Job. How many of these lines hold the string "text"? Answer with the number only.

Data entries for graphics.
════════

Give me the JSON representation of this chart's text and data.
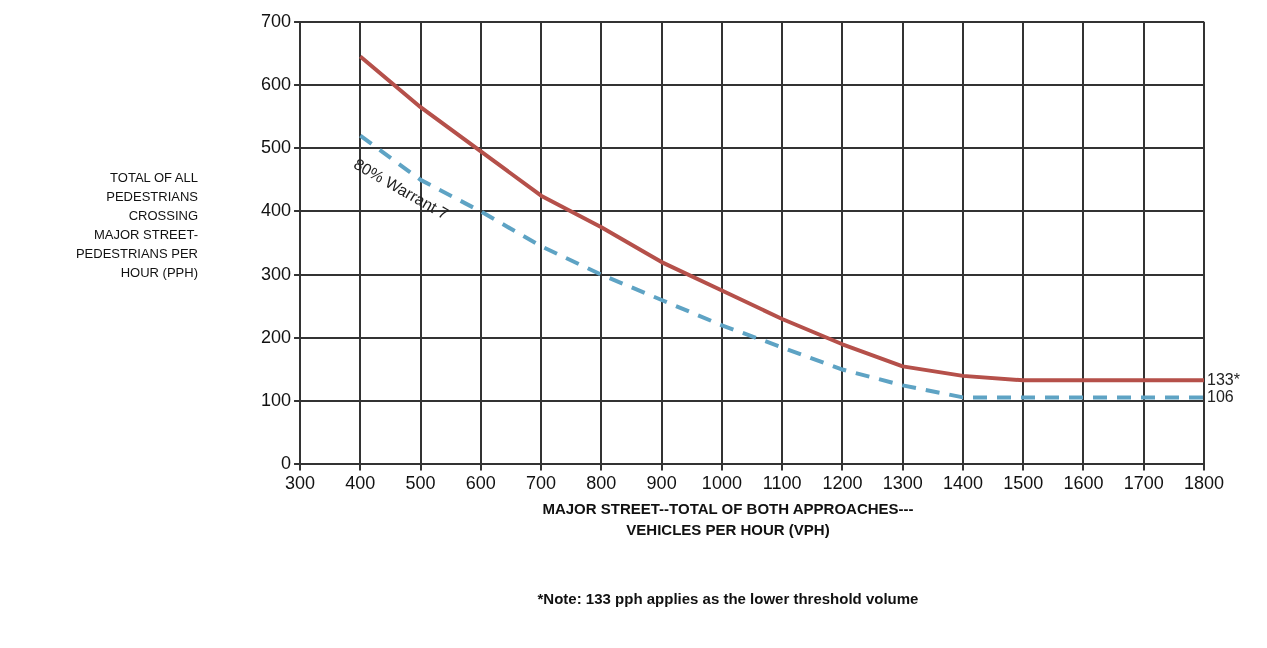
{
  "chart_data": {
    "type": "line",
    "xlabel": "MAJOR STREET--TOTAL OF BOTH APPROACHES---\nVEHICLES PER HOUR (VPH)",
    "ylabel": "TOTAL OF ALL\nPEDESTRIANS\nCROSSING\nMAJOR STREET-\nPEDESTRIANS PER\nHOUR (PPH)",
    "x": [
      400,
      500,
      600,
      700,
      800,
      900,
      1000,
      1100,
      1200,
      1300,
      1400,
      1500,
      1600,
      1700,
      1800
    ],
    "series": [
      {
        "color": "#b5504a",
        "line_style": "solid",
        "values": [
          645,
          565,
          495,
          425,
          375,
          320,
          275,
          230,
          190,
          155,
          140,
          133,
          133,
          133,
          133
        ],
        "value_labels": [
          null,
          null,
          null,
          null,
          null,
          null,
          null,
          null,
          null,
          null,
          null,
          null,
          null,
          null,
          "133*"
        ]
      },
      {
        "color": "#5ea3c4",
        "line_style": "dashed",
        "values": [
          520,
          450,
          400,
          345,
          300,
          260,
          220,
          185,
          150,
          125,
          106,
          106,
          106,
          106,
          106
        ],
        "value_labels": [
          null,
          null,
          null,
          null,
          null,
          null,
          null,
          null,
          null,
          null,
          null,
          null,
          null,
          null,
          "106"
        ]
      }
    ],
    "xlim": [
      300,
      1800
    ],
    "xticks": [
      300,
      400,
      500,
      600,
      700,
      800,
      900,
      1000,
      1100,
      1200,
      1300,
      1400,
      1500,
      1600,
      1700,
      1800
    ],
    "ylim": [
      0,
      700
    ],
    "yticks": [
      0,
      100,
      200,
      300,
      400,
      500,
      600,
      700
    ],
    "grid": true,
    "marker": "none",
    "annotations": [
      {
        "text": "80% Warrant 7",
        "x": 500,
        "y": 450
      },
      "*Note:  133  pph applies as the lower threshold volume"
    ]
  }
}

════════

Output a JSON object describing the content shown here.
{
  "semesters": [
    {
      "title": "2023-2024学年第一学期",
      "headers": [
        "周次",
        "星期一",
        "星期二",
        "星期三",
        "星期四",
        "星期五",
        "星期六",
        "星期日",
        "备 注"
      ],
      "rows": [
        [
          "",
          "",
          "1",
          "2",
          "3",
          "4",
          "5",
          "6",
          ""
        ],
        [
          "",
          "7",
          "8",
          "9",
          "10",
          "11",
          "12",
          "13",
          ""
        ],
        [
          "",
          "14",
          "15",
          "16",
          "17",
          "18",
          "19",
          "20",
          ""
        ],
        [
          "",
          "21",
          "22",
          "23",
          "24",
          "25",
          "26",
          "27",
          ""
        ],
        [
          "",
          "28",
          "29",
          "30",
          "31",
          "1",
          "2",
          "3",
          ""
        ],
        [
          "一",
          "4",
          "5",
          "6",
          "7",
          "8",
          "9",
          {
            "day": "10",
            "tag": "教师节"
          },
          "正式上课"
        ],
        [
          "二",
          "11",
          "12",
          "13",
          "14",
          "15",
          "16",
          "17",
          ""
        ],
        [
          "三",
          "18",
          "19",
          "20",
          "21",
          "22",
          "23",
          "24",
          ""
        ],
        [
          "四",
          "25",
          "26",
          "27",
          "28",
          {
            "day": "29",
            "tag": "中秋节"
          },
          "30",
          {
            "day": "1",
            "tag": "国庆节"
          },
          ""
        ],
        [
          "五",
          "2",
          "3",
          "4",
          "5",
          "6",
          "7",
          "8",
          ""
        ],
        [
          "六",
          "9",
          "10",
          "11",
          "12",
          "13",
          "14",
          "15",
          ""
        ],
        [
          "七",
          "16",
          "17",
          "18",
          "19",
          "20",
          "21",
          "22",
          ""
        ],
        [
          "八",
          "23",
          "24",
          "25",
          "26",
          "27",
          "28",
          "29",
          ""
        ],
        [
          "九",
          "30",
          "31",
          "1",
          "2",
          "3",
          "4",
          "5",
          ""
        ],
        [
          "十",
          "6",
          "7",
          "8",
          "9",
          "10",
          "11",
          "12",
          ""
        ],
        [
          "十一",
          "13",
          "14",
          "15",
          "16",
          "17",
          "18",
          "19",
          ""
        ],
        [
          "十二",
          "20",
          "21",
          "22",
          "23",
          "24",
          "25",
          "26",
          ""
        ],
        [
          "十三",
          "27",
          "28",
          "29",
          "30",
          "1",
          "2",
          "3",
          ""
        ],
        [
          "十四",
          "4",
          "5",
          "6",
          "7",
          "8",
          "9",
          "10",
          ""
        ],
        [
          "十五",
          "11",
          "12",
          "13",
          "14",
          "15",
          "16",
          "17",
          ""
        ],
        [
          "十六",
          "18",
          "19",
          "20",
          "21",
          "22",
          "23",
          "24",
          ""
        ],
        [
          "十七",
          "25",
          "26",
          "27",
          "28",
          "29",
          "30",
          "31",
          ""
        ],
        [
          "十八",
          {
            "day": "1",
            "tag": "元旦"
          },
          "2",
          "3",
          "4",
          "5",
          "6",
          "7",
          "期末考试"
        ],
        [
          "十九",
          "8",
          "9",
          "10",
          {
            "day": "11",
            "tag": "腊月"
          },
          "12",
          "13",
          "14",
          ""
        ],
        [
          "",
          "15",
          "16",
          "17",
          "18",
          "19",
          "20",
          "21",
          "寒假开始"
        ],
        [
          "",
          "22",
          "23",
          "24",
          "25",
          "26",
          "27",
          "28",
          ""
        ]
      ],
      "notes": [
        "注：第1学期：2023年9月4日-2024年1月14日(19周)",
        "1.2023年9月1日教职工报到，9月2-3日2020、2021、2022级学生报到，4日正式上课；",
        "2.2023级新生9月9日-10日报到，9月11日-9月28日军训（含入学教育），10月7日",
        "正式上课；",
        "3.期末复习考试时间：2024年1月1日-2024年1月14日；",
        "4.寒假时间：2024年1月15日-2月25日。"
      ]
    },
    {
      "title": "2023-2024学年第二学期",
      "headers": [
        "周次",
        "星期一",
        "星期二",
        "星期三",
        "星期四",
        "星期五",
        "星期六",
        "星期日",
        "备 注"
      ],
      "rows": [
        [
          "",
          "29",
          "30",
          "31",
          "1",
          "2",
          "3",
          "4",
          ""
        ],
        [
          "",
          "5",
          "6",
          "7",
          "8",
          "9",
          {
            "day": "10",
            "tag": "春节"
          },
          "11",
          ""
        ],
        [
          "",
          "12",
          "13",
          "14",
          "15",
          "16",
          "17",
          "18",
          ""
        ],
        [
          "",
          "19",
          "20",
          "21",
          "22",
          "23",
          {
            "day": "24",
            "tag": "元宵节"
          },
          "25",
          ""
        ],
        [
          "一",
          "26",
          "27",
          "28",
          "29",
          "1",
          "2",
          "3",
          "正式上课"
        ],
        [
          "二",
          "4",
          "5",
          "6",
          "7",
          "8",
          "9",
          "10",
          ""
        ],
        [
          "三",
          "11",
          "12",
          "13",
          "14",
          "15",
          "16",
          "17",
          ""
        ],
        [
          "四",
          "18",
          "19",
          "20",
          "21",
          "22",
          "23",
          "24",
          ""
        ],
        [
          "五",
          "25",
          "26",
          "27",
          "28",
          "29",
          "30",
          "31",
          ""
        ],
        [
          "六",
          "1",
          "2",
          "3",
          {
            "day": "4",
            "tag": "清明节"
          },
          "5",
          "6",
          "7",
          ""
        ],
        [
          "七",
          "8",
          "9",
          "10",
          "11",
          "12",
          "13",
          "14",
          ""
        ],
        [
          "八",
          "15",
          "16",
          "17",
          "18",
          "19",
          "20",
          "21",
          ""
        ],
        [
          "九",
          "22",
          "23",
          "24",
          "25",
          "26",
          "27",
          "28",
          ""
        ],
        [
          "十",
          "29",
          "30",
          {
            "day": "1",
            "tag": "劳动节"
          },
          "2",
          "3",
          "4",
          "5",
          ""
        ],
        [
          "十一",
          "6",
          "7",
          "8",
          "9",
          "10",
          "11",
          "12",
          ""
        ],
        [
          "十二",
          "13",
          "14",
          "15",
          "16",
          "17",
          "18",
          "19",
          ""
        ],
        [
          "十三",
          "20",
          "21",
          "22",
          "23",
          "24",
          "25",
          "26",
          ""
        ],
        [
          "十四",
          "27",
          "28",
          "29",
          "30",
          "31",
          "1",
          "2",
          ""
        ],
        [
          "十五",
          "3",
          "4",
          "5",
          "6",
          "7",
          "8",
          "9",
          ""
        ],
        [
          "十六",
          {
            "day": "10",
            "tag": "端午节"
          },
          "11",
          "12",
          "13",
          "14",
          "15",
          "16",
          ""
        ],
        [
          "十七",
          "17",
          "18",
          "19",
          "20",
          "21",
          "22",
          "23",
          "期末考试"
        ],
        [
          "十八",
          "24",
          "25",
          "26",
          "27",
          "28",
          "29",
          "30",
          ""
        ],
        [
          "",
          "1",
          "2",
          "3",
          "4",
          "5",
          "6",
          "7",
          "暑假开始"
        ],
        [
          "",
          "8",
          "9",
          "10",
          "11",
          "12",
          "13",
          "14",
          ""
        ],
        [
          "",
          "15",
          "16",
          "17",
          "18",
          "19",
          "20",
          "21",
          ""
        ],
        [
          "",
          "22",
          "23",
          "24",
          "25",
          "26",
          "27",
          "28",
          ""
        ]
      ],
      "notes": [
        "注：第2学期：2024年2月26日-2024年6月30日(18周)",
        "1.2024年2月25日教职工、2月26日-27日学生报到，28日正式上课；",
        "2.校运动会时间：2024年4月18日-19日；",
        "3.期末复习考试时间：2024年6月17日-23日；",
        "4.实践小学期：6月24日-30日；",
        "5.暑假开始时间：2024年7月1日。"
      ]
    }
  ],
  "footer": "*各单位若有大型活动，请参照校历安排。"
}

════════

Solution for this exercise. 2